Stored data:
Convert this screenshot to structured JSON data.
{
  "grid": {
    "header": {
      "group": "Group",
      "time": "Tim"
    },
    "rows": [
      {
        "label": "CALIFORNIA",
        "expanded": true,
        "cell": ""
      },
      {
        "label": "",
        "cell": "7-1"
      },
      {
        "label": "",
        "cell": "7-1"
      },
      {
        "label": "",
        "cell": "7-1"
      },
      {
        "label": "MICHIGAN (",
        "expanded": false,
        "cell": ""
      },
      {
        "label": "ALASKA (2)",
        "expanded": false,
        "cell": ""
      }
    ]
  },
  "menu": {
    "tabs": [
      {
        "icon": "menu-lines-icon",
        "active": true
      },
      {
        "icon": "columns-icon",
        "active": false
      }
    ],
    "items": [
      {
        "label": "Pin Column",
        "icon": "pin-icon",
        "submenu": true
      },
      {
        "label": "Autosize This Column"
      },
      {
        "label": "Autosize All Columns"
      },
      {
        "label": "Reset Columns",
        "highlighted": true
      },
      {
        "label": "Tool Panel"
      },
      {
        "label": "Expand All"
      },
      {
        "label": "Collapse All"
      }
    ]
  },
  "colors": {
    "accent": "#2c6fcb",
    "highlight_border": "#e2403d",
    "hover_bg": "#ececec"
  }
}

• **Exercise requirements**: Every line of the data above should be copied exactly.

• **In response**:
Convert this screenshot to structured JSON data.
{
  "grid": {
    "header": {
      "group": "Group",
      "time": "Tim"
    },
    "rows": [
      {
        "label": "CALIFORNIA",
        "expanded": true,
        "cell": ""
      },
      {
        "label": "",
        "cell": "7-1"
      },
      {
        "label": "",
        "cell": "7-1"
      },
      {
        "label": "",
        "cell": "7-1"
      },
      {
        "label": "MICHIGAN (",
        "expanded": false,
        "cell": ""
      },
      {
        "label": "ALASKA (2)",
        "expanded": false,
        "cell": ""
      }
    ]
  },
  "menu": {
    "tabs": [
      {
        "icon": "menu-lines-icon",
        "active": true
      },
      {
        "icon": "columns-icon",
        "active": false
      }
    ],
    "items": [
      {
        "label": "Pin Column",
        "icon": "pin-icon",
        "submenu": true
      },
      {
        "label": "Autosize This Column"
      },
      {
        "label": "Autosize All Columns"
      },
      {
        "label": "Reset Columns",
        "highlighted": true
      },
      {
        "label": "Tool Panel"
      },
      {
        "label": "Expand All"
      },
      {
        "label": "Collapse All"
      }
    ]
  },
  "colors": {
    "accent": "#2c6fcb",
    "highlight_border": "#e2403d",
    "hover_bg": "#ececec"
  }
}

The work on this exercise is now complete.